#### Record list ####
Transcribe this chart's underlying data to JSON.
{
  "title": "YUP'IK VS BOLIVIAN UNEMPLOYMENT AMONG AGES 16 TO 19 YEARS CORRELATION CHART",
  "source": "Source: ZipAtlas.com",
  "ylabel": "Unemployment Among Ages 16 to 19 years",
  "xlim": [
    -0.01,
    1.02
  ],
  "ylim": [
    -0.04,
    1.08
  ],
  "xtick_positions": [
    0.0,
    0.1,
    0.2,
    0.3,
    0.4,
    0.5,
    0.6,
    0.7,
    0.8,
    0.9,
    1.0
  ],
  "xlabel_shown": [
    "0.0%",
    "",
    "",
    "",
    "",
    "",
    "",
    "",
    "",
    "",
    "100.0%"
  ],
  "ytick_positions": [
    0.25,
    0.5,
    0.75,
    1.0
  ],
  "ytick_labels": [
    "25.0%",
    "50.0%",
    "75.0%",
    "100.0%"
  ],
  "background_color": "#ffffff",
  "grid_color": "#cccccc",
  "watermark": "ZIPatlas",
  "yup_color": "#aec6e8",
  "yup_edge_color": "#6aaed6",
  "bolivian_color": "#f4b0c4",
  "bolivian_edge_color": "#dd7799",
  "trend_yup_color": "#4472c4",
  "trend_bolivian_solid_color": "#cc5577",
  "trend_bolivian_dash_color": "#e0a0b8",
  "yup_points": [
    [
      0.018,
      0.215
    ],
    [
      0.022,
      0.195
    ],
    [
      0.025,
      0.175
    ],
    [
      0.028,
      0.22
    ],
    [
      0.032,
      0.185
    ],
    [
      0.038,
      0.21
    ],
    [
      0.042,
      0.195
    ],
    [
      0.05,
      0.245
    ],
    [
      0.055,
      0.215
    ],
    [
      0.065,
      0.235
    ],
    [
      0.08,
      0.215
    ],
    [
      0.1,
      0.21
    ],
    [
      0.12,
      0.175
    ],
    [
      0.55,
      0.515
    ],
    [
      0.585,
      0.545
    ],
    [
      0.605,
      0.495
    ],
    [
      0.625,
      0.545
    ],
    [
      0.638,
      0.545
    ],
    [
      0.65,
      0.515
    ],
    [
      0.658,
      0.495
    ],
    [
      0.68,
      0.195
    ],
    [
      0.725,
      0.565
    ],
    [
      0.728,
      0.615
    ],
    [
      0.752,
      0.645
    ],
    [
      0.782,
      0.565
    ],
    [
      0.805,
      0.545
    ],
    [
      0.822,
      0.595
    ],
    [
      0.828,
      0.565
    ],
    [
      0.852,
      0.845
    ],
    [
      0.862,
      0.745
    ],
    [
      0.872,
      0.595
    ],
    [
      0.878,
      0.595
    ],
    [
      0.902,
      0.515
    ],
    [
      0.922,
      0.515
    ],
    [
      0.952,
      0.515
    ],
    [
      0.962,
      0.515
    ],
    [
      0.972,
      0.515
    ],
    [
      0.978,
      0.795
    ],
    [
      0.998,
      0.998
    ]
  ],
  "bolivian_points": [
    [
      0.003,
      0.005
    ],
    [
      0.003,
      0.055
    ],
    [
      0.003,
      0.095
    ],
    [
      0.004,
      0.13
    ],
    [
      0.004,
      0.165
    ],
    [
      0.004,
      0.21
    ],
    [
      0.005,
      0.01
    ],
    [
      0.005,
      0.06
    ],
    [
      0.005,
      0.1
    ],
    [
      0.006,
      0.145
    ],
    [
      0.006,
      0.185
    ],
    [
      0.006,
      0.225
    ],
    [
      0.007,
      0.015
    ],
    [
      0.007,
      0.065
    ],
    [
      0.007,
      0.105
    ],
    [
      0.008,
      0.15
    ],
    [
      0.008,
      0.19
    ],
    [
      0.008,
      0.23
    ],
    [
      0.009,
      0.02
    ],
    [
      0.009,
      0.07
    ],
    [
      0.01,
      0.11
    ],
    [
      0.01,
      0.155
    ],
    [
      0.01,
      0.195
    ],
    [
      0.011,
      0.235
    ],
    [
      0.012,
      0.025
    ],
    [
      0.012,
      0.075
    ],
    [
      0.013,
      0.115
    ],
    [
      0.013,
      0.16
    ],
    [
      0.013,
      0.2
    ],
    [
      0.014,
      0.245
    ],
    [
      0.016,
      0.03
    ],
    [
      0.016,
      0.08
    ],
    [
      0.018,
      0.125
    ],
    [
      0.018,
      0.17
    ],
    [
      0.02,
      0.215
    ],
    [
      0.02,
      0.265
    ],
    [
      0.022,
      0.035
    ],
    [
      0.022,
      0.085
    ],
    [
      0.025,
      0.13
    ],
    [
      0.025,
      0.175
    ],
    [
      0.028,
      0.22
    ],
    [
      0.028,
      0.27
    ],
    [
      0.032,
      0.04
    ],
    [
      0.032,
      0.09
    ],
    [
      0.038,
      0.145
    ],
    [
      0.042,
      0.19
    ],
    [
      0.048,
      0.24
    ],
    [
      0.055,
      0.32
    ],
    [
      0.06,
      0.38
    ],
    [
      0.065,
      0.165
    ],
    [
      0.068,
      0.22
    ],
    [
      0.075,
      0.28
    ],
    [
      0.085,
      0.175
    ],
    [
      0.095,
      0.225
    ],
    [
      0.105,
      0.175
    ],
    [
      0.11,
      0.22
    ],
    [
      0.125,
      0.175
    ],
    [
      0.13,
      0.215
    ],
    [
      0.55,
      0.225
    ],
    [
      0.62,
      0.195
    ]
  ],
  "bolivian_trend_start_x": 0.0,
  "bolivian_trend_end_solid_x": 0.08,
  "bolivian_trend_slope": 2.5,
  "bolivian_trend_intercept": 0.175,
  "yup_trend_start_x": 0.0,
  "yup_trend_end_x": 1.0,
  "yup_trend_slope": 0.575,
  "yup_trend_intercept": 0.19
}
####
» **What is asked**: Return the listing above in full, character for character.

» **Answer to the task**:
Transcribe this chart's underlying data to JSON.
{
  "title": "YUP'IK VS BOLIVIAN UNEMPLOYMENT AMONG AGES 16 TO 19 YEARS CORRELATION CHART",
  "source": "Source: ZipAtlas.com",
  "ylabel": "Unemployment Among Ages 16 to 19 years",
  "xlim": [
    -0.01,
    1.02
  ],
  "ylim": [
    -0.04,
    1.08
  ],
  "xtick_positions": [
    0.0,
    0.1,
    0.2,
    0.3,
    0.4,
    0.5,
    0.6,
    0.7,
    0.8,
    0.9,
    1.0
  ],
  "xlabel_shown": [
    "0.0%",
    "",
    "",
    "",
    "",
    "",
    "",
    "",
    "",
    "",
    "100.0%"
  ],
  "ytick_positions": [
    0.25,
    0.5,
    0.75,
    1.0
  ],
  "ytick_labels": [
    "25.0%",
    "50.0%",
    "75.0%",
    "100.0%"
  ],
  "background_color": "#ffffff",
  "grid_color": "#cccccc",
  "watermark": "ZIPatlas",
  "yup_color": "#aec6e8",
  "yup_edge_color": "#6aaed6",
  "bolivian_color": "#f4b0c4",
  "bolivian_edge_color": "#dd7799",
  "trend_yup_color": "#4472c4",
  "trend_bolivian_solid_color": "#cc5577",
  "trend_bolivian_dash_color": "#e0a0b8",
  "yup_points": [
    [
      0.018,
      0.215
    ],
    [
      0.022,
      0.195
    ],
    [
      0.025,
      0.175
    ],
    [
      0.028,
      0.22
    ],
    [
      0.032,
      0.185
    ],
    [
      0.038,
      0.21
    ],
    [
      0.042,
      0.195
    ],
    [
      0.05,
      0.245
    ],
    [
      0.055,
      0.215
    ],
    [
      0.065,
      0.235
    ],
    [
      0.08,
      0.215
    ],
    [
      0.1,
      0.21
    ],
    [
      0.12,
      0.175
    ],
    [
      0.55,
      0.515
    ],
    [
      0.585,
      0.545
    ],
    [
      0.605,
      0.495
    ],
    [
      0.625,
      0.545
    ],
    [
      0.638,
      0.545
    ],
    [
      0.65,
      0.515
    ],
    [
      0.658,
      0.495
    ],
    [
      0.68,
      0.195
    ],
    [
      0.725,
      0.565
    ],
    [
      0.728,
      0.615
    ],
    [
      0.752,
      0.645
    ],
    [
      0.782,
      0.565
    ],
    [
      0.805,
      0.545
    ],
    [
      0.822,
      0.595
    ],
    [
      0.828,
      0.565
    ],
    [
      0.852,
      0.845
    ],
    [
      0.862,
      0.745
    ],
    [
      0.872,
      0.595
    ],
    [
      0.878,
      0.595
    ],
    [
      0.902,
      0.515
    ],
    [
      0.922,
      0.515
    ],
    [
      0.952,
      0.515
    ],
    [
      0.962,
      0.515
    ],
    [
      0.972,
      0.515
    ],
    [
      0.978,
      0.795
    ],
    [
      0.998,
      0.998
    ]
  ],
  "bolivian_points": [
    [
      0.003,
      0.005
    ],
    [
      0.003,
      0.055
    ],
    [
      0.003,
      0.095
    ],
    [
      0.004,
      0.13
    ],
    [
      0.004,
      0.165
    ],
    [
      0.004,
      0.21
    ],
    [
      0.005,
      0.01
    ],
    [
      0.005,
      0.06
    ],
    [
      0.005,
      0.1
    ],
    [
      0.006,
      0.145
    ],
    [
      0.006,
      0.185
    ],
    [
      0.006,
      0.225
    ],
    [
      0.007,
      0.015
    ],
    [
      0.007,
      0.065
    ],
    [
      0.007,
      0.105
    ],
    [
      0.008,
      0.15
    ],
    [
      0.008,
      0.19
    ],
    [
      0.008,
      0.23
    ],
    [
      0.009,
      0.02
    ],
    [
      0.009,
      0.07
    ],
    [
      0.01,
      0.11
    ],
    [
      0.01,
      0.155
    ],
    [
      0.01,
      0.195
    ],
    [
      0.011,
      0.235
    ],
    [
      0.012,
      0.025
    ],
    [
      0.012,
      0.075
    ],
    [
      0.013,
      0.115
    ],
    [
      0.013,
      0.16
    ],
    [
      0.013,
      0.2
    ],
    [
      0.014,
      0.245
    ],
    [
      0.016,
      0.03
    ],
    [
      0.016,
      0.08
    ],
    [
      0.018,
      0.125
    ],
    [
      0.018,
      0.17
    ],
    [
      0.02,
      0.215
    ],
    [
      0.02,
      0.265
    ],
    [
      0.022,
      0.035
    ],
    [
      0.022,
      0.085
    ],
    [
      0.025,
      0.13
    ],
    [
      0.025,
      0.175
    ],
    [
      0.028,
      0.22
    ],
    [
      0.028,
      0.27
    ],
    [
      0.032,
      0.04
    ],
    [
      0.032,
      0.09
    ],
    [
      0.038,
      0.145
    ],
    [
      0.042,
      0.19
    ],
    [
      0.048,
      0.24
    ],
    [
      0.055,
      0.32
    ],
    [
      0.06,
      0.38
    ],
    [
      0.065,
      0.165
    ],
    [
      0.068,
      0.22
    ],
    [
      0.075,
      0.28
    ],
    [
      0.085,
      0.175
    ],
    [
      0.095,
      0.225
    ],
    [
      0.105,
      0.175
    ],
    [
      0.11,
      0.22
    ],
    [
      0.125,
      0.175
    ],
    [
      0.13,
      0.215
    ],
    [
      0.55,
      0.225
    ],
    [
      0.62,
      0.195
    ]
  ],
  "bolivian_trend_start_x": 0.0,
  "bolivian_trend_end_solid_x": 0.08,
  "bolivian_trend_slope": 2.5,
  "bolivian_trend_intercept": 0.175,
  "yup_trend_start_x": 0.0,
  "yup_trend_end_x": 1.0,
  "yup_trend_slope": 0.575,
  "yup_trend_intercept": 0.19
}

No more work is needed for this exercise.